JOB: Say how many lines of the material below contain the word "Proton", with no other words.

(Records from a data collection)
┏━━
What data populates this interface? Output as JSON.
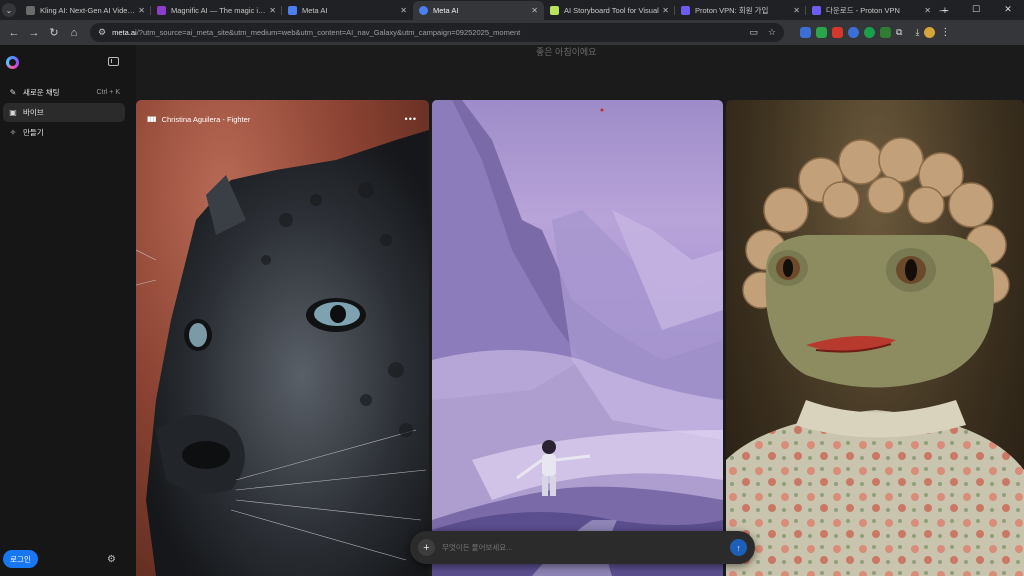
{
  "browser": {
    "tabs": [
      {
        "title": "Kling AI: Next-Gen AI Video &",
        "favicon_color": "#6b6b6b",
        "active": false
      },
      {
        "title": "Magnific AI — The magic imag",
        "favicon_color": "#8a3ec9",
        "active": false
      },
      {
        "title": "Meta AI",
        "favicon_color": "#4c7ff2",
        "active": false
      },
      {
        "title": "Meta AI",
        "favicon_color": "#4c7ff2",
        "active": true
      },
      {
        "title": "AI Storyboard Tool for Visual",
        "favicon_color": "#b8e35a",
        "active": false
      },
      {
        "title": "Proton VPN: 회원 가입",
        "favicon_color": "#6d5cf2",
        "active": false
      },
      {
        "title": "다운로드 - Proton VPN",
        "favicon_color": "#6d5cf2",
        "active": false
      }
    ],
    "new_tab_glyph": "+",
    "url_host": "meta.ai",
    "url_rest": "/?utm_source=ai_meta_site&utm_medium=web&utm_content=AI_nav_Galaxy&utm_campaign=09252025_moment",
    "extension_colors": [
      "#3a6fd8",
      "#2aa54a",
      "#d6372b",
      "#3a6fd8",
      "#1a9e4b",
      "#2e7d32"
    ]
  },
  "sidebar": {
    "items": [
      {
        "icon": "new-chat-icon",
        "label": "새로운 채팅",
        "shortcut": "Ctrl + K",
        "active": false
      },
      {
        "icon": "vibes-icon",
        "label": "바이브",
        "shortcut": "",
        "active": true
      },
      {
        "icon": "create-icon",
        "label": "만들기",
        "shortcut": "",
        "active": false
      }
    ],
    "login_label": "로그인"
  },
  "main": {
    "greeting": "좋은 아침이에요",
    "feed": [
      {
        "caption": "Christina Aguilera - Fighter",
        "subject": "black panther portrait"
      },
      {
        "caption": "",
        "subject": "pastel mountain valley with child"
      },
      {
        "caption": "",
        "subject": "frog in curly wig and floral blouse"
      }
    ],
    "composer": {
      "placeholder": "무엇이든 물어보세요..."
    }
  },
  "colors": {
    "accent": "#1877f2",
    "background": "#1b1b1b",
    "sidebar": "#161616"
  }
}
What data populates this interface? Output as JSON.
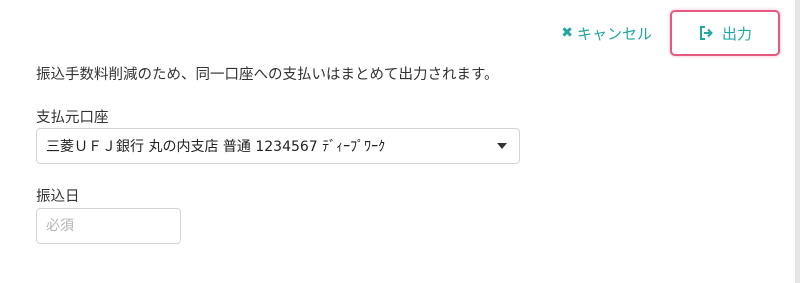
{
  "colors": {
    "accent": "#22a7a0",
    "highlight": "#e55a80",
    "border": "#d4d4d4",
    "placeholder": "#b3b3b3"
  },
  "toolbar": {
    "cancel_label": "キャンセル",
    "cancel_icon": "close-icon",
    "export_label": "出力",
    "export_icon": "export-icon"
  },
  "info": {
    "text": "振込手数料削減のため、同一口座への支払いはまとめて出力されます。"
  },
  "form": {
    "account": {
      "label": "支払元口座",
      "selected": "三菱ＵＦＪ銀行 丸の内支店 普通 1234567 ﾃﾞｨｰﾌﾟﾜｰｸ"
    },
    "date": {
      "label": "振込日",
      "placeholder": "必須",
      "value": ""
    }
  }
}
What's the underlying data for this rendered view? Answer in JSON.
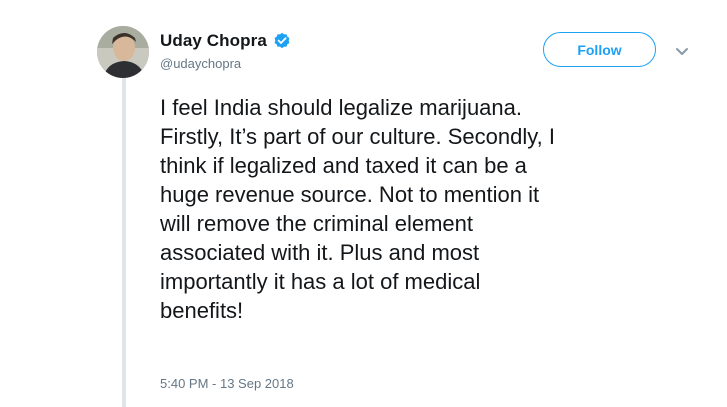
{
  "author": {
    "display_name": "Uday Chopra",
    "handle": "@udaychopra",
    "verified": true
  },
  "actions": {
    "follow_label": "Follow"
  },
  "icons": {
    "verified": "verified-badge-icon",
    "menu": "chevron-down-icon"
  },
  "tweet": {
    "text": "I feel India should legalize marijuana.\nFirstly, It’s part of our culture. Secondly, I\nthink if legalized and taxed it can be a\nhuge revenue source. Not to mention it\nwill remove the criminal element\nassociated with it. Plus and most\nimportantly it has a lot of medical\nbenefits!",
    "timestamp": "5:40 PM - 13 Sep 2018"
  },
  "colors": {
    "accent": "#1da1f2",
    "text": "#14171a",
    "secondary_text": "#657786",
    "thread_line": "#dfe5ea"
  }
}
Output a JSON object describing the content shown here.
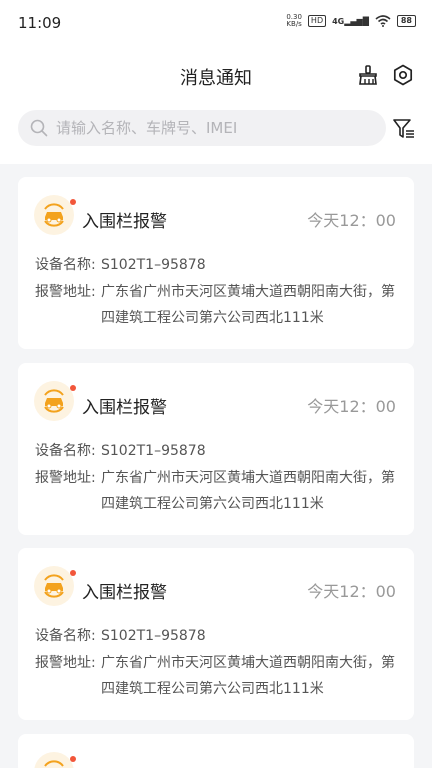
{
  "status_bar": {
    "time": "11:09",
    "net_speed_value": "0.30",
    "net_speed_unit": "KB/s",
    "hd_label": "HD",
    "network": "4G",
    "battery": "88"
  },
  "header": {
    "title": "消息通知",
    "icons": [
      "clean-broom-icon",
      "settings-gear-icon"
    ]
  },
  "search": {
    "placeholder": "请输入名称、车牌号、IMEI",
    "value": ""
  },
  "colors": {
    "accent_orange": "#f3a21d",
    "unread_dot": "#f2563a",
    "background": "#f4f5f7"
  },
  "messages": [
    {
      "title": "入围栏报警",
      "time": "今天12：00",
      "device_label": "设备名称:",
      "device_value": "S102T1–95878",
      "address_label": "报警地址:",
      "address_value": "广东省广州市天河区黄埔大道西朝阳南大街，第四建筑工程公司第六公司西北111米",
      "icon": "car-alarm-icon",
      "unread": true
    },
    {
      "title": "入围栏报警",
      "time": "今天12：00",
      "device_label": "设备名称:",
      "device_value": "S102T1–95878",
      "address_label": "报警地址:",
      "address_value": "广东省广州市天河区黄埔大道西朝阳南大街，第四建筑工程公司第六公司西北111米",
      "icon": "car-alarm-icon",
      "unread": true
    },
    {
      "title": "入围栏报警",
      "time": "今天12：00",
      "device_label": "设备名称:",
      "device_value": "S102T1–95878",
      "address_label": "报警地址:",
      "address_value": "广东省广州市天河区黄埔大道西朝阳南大街，第四建筑工程公司第六公司西北111米",
      "icon": "car-alarm-icon",
      "unread": true
    }
  ]
}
┗━━
COMPLETED TASK: 2